Exercise task ▸
From the entries that follow, pick out all lines holding "nossa".

Extracted information ▸
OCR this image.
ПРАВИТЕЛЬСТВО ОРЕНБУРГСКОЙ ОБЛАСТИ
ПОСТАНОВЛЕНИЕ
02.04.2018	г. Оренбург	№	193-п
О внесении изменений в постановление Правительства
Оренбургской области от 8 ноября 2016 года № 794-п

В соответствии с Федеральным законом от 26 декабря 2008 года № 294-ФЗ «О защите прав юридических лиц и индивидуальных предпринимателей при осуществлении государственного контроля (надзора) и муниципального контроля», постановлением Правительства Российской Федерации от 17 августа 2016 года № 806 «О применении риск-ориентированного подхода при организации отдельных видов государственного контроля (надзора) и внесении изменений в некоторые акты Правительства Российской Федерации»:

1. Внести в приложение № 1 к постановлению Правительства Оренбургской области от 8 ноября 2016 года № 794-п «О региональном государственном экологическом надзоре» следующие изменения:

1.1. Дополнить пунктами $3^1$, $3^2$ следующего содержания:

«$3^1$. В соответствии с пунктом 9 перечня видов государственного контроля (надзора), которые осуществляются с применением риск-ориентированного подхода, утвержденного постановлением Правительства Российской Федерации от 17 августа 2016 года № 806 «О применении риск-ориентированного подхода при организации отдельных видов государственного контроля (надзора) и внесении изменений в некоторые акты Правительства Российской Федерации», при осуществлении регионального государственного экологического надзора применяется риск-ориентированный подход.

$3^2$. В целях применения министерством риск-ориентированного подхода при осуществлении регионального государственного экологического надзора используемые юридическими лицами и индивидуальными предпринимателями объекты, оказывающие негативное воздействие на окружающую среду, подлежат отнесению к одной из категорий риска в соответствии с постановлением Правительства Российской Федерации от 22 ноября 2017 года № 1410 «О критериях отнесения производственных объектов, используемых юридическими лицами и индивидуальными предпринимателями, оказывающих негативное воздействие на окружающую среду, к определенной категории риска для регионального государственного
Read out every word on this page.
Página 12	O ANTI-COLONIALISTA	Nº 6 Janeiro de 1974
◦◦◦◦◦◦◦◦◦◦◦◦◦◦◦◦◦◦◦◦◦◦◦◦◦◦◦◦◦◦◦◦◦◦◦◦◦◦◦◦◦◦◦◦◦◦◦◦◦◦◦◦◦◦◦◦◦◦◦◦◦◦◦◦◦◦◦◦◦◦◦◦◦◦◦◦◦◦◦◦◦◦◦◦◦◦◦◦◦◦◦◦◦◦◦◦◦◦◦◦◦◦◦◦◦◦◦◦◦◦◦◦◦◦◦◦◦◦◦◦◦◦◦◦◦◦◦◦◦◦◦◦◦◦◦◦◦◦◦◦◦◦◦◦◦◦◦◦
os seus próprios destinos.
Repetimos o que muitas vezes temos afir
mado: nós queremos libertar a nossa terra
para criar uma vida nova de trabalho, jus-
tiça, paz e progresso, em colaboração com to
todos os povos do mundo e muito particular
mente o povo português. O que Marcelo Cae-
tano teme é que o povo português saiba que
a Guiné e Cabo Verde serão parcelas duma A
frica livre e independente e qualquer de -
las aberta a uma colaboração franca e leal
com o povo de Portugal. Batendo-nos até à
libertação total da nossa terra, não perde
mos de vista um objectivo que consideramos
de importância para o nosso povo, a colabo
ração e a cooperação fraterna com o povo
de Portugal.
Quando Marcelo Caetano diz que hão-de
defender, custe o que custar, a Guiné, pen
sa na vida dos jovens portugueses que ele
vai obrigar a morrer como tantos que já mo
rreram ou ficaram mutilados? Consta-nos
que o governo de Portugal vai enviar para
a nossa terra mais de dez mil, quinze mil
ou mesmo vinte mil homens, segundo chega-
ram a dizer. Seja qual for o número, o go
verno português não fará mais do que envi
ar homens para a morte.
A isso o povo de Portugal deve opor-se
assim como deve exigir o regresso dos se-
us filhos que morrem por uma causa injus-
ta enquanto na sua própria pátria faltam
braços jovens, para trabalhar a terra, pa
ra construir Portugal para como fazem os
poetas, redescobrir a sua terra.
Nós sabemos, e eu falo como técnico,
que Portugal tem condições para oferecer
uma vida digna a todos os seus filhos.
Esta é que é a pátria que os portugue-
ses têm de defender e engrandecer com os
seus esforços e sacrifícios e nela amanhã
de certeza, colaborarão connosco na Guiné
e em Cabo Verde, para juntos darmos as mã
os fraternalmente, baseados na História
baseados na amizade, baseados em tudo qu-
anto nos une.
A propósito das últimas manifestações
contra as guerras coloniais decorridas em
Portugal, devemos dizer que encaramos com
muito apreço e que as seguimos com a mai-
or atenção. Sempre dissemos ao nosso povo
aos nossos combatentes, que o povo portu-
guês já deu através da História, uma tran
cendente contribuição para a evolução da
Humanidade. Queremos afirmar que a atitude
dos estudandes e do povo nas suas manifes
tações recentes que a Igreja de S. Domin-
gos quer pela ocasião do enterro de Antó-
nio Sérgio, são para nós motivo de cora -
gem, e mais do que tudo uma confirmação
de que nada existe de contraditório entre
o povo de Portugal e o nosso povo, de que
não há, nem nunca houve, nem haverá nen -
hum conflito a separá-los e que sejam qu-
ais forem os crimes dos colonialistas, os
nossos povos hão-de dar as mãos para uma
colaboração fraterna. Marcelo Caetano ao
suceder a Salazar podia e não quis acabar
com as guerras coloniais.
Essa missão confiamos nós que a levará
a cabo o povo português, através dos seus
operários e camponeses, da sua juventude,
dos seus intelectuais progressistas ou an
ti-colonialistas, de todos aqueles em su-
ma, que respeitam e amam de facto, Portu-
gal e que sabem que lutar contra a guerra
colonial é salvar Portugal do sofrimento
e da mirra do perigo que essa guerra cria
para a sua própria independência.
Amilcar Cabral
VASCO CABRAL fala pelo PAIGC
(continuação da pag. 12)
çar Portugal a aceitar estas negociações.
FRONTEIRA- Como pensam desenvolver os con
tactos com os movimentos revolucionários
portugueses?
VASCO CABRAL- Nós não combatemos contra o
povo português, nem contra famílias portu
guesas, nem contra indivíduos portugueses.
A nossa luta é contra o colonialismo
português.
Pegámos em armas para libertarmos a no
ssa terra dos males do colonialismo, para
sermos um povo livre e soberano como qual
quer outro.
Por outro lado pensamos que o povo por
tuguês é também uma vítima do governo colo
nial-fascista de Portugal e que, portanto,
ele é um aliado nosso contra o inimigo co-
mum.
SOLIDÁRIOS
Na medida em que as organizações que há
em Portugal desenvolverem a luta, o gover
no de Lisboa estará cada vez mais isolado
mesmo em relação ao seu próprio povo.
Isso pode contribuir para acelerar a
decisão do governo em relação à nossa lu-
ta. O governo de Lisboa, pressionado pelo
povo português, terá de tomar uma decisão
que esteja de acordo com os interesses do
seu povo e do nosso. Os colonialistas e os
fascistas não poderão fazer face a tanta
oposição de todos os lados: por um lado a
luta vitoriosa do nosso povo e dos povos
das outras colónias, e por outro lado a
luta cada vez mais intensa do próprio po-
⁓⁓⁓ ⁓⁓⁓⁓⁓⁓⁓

Correct answer ▸
mado: nós queremos libertar a nossa terra
libertação total da nossa terra, não perde
a nossa terra mais de dez mil, quinze mil
A nossa luta é contra o colonialismo
decisão do governo em relação à nossa lu-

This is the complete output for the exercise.